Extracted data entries
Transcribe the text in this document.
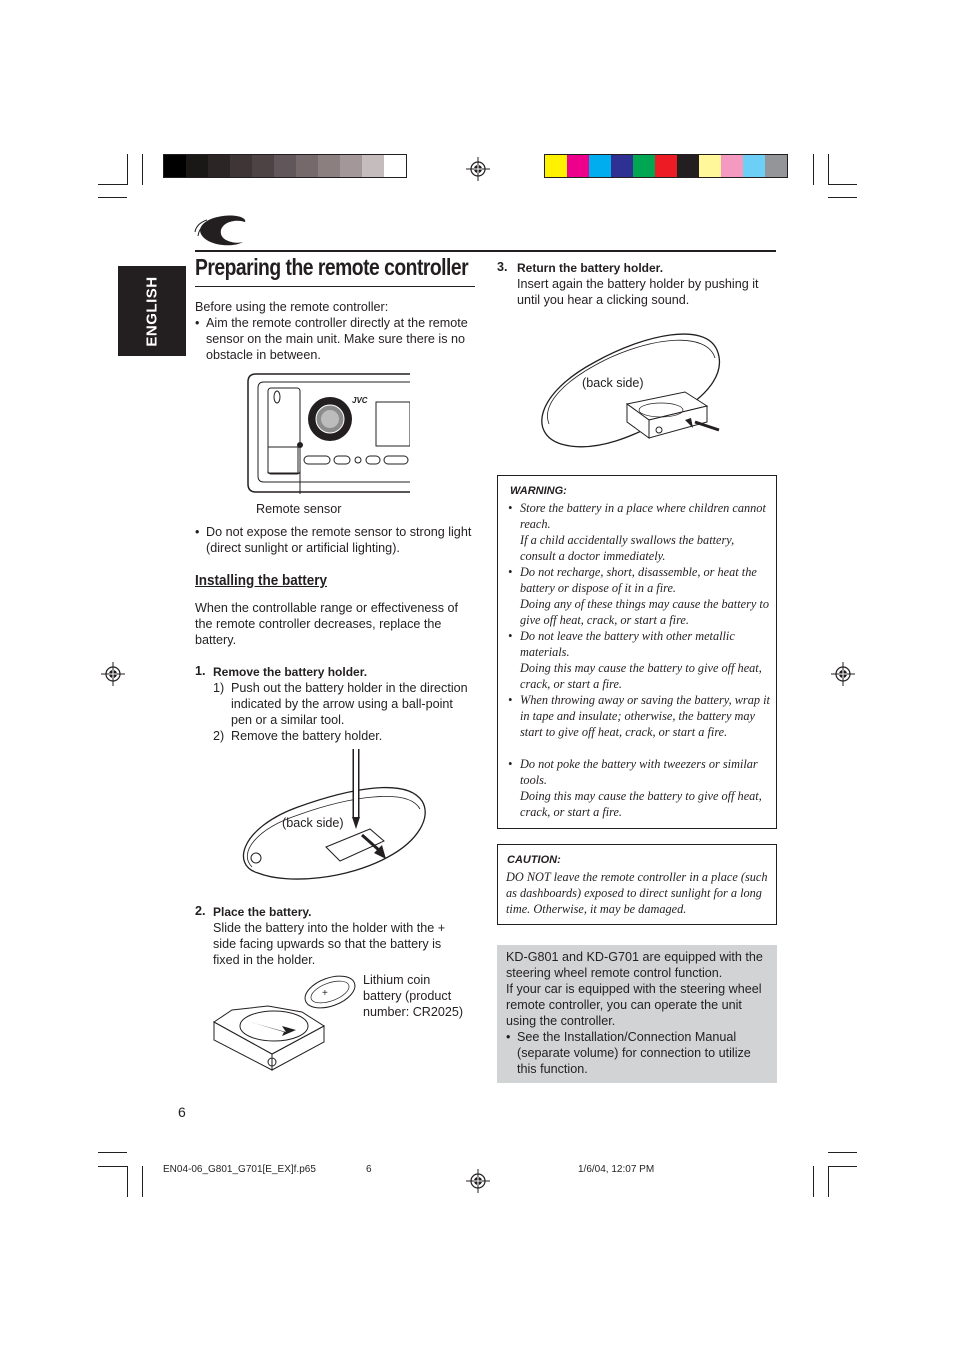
ENGLISH
Preparing the remote controller
Before using the remote controller:
• Aim the remote controller directly at the remote sensor on the main unit. Make sure there is no obstacle in between.
JVC
Remote sensor
• Do not expose the remote sensor to strong light (direct sunlight or artificial lighting).
Installing the battery
When the controllable range or effectiveness of the remote controller decreases, replace the battery.
1. Remove the battery holder.
1) Push out the battery holder in the direction indicated by the arrow using a ball-point pen or a similar tool.
2) Remove the battery holder.
(back side)
2. Place the battery.
Slide the battery into the holder with the + side facing upwards so that the battery is fixed in the holder.
+
Lithium coin battery (product number: CR2025)
3. Return the battery holder.
Insert again the battery holder by pushing it until you hear a clicking sound.
(back side)
WARNING:
• Store the battery in a place where children cannot reach.
If a child accidentally swallows the battery, consult a doctor immediately.
• Do not recharge, short, disassemble, or heat the battery or dispose of it in a fire.
Doing any of these things may cause the battery to give off heat, crack, or start a fire.
• Do not leave the battery with other metallic materials.
Doing this may cause the battery to give off heat, crack, or start a fire.
• When throwing away or saving the battery, wrap it in tape and insulate; otherwise, the battery may start to give off heat, crack, or start a fire.
• Do not poke the battery with tweezers or similar tools.
Doing this may cause the battery to give off heat, crack, or start a fire.
CAUTION:
DO NOT leave the remote controller in a place (such as dashboards) exposed to direct sunlight for a long time. Otherwise, it may be damaged.
KD-G801 and KD-G701 are equipped with the steering wheel remote control function.
If your car is equipped with the steering wheel remote controller, you can operate the unit using the controller.
• See the Installation/Connection Manual (separate volume) for connection to utilize this function.
6
EN04-06_G801_G701[E_EX]f.p65	6	1/6/04, 12:07 PM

:: PROBLEM STATEMENT ::
The material above holds pictures; copy everything else in it exactly.

:: FULL SOLUTION ::
Transcribe the text in this document.
ENGLISH
Preparing the remote controller
Before using the remote controller:
• Aim the remote controller directly at the remote sensor on the main unit. Make sure there is no obstacle in between.
JVC
Remote sensor
• Do not expose the remote sensor to strong light (direct sunlight or artificial lighting).
Installing the battery
When the controllable range or effectiveness of the remote controller decreases, replace the battery.
1. Remove the battery holder.
1) Push out the battery holder in the direction indicated by the arrow using a ball-point pen or a similar tool.
2) Remove the battery holder.
(back side)
2. Place the battery.
Slide the battery into the holder with the + side facing upwards so that the battery is fixed in the holder.
+
Lithium coin battery (product number: CR2025)
3. Return the battery holder.
Insert again the battery holder by pushing it until you hear a clicking sound.
(back side)
WARNING:
• Store the battery in a place where children cannot reach.
If a child accidentally swallows the battery, consult a doctor immediately.
• Do not recharge, short, disassemble, or heat the battery or dispose of it in a fire.
Doing any of these things may cause the battery to give off heat, crack, or start a fire.
• Do not leave the battery with other metallic materials.
Doing this may cause the battery to give off heat, crack, or start a fire.
• When throwing away or saving the battery, wrap it in tape and insulate; otherwise, the battery may start to give off heat, crack, or start a fire.
• Do not poke the battery with tweezers or similar tools.
Doing this may cause the battery to give off heat, crack, or start a fire.
CAUTION:
DO NOT leave the remote controller in a place (such as dashboards) exposed to direct sunlight for a long time. Otherwise, it may be damaged.
KD-G801 and KD-G701 are equipped with the steering wheel remote control function.
If your car is equipped with the steering wheel remote controller, you can operate the unit using the controller.
• See the Installation/Connection Manual (separate volume) for connection to utilize this function.
6
EN04-06_G801_G701[E_EX]f.p65	6	1/6/04, 12:07 PM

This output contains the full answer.